= Problem requirements =
Please find all lines in the data that hold the string "into" and copy them.

******************************

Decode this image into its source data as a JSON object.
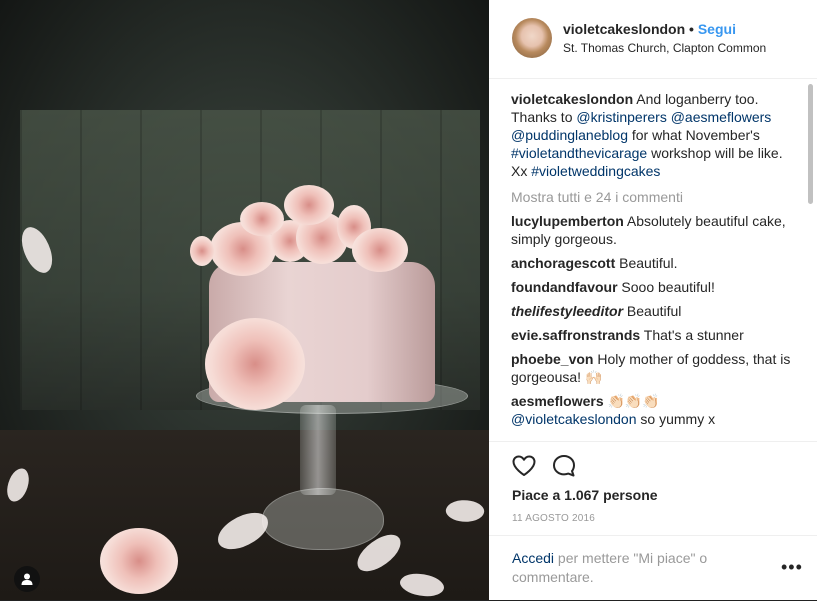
{
  "post": {
    "username": "violetcakeslondon",
    "separator": "•",
    "follow_label": "Segui",
    "location": "St. Thomas Church, Clapton Common"
  },
  "caption": {
    "username": "violetcakeslondon",
    "text_1": " And loganberry too. Thanks to ",
    "mention_1": "@kristinperers",
    "mention_2": "@aesmeflowers",
    "mention_3": "@puddinglaneblog",
    "text_2": " for what November's ",
    "hashtag_1": "#violetandthevicarage",
    "text_3": " workshop will be like. Xx ",
    "hashtag_2": "#violetweddingcakes"
  },
  "show_all_label": "Mostra tutti e 24 i commenti",
  "comments": [
    {
      "user": "lucylupemberton",
      "text": " Absolutely beautiful cake, simply gorgeous."
    },
    {
      "user": "anchoragescott",
      "text": " Beautiful."
    },
    {
      "user": "foundandfavour",
      "text": " Sooo beautiful!"
    },
    {
      "user": "thelifestyleeditor",
      "text": " Beautiful"
    },
    {
      "user": "evie.saffronstrands",
      "text": " That's a stunner"
    },
    {
      "user": "phoebe_von",
      "text": " Holy mother of goddess, that is gorgeousa! 🙌🏻"
    },
    {
      "user": "aesmeflowers",
      "text": " 👏🏻👏🏻👏🏻",
      "mention": "@violetcakeslondon",
      "text_after": " so yummy x"
    }
  ],
  "likes_label": "Piace a 1.067 persone",
  "date_label": "11 AGOSTO 2016",
  "footer": {
    "login_label": "Accedi",
    "text": " per mettere \"Mi piace\" o commentare.",
    "more_label": "•••"
  },
  "icons": {
    "like": "heart-icon",
    "comment": "comment-bubble-icon",
    "user_tag": "person-icon",
    "more": "more-options-icon"
  },
  "colors": {
    "link": "#003569",
    "follow": "#3897f0",
    "muted": "#999999",
    "text": "#262626"
  }
}
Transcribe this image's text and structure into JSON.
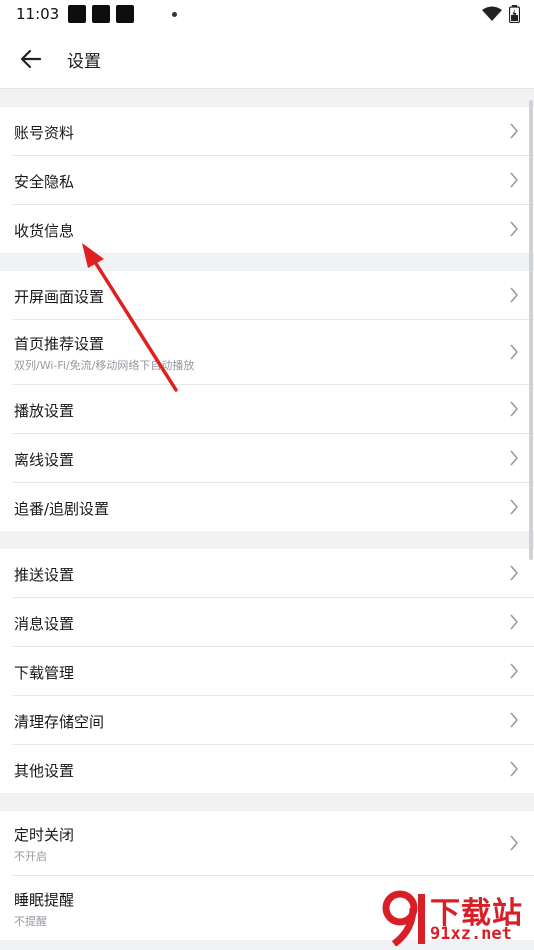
{
  "status_bar": {
    "time": "11:03"
  },
  "header": {
    "title": "设置"
  },
  "groups": [
    {
      "items": [
        {
          "label": "账号资料"
        },
        {
          "label": "安全隐私"
        },
        {
          "label": "收货信息"
        }
      ]
    },
    {
      "items": [
        {
          "label": "开屏画面设置"
        },
        {
          "label": "首页推荐设置",
          "sub": "双列/Wi-Fi/免流/移动网络下自动播放"
        },
        {
          "label": "播放设置"
        },
        {
          "label": "离线设置"
        },
        {
          "label": "追番/追剧设置"
        }
      ]
    },
    {
      "items": [
        {
          "label": "推送设置"
        },
        {
          "label": "消息设置"
        },
        {
          "label": "下载管理"
        },
        {
          "label": "清理存储空间"
        },
        {
          "label": "其他设置"
        }
      ]
    },
    {
      "items": [
        {
          "label": "定时关闭",
          "sub": "不开启"
        },
        {
          "label": "睡眠提醒",
          "sub": "不提醒"
        }
      ]
    }
  ],
  "watermark": {
    "title": "下载站",
    "url": "91xz.net"
  },
  "colors": {
    "annotation_arrow": "#e02020",
    "watermark": "#d81f26"
  }
}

******************************

= Problem solution =
Decode this image into its source data as a JSON object.
Transcribe this image's text and structure into JSON.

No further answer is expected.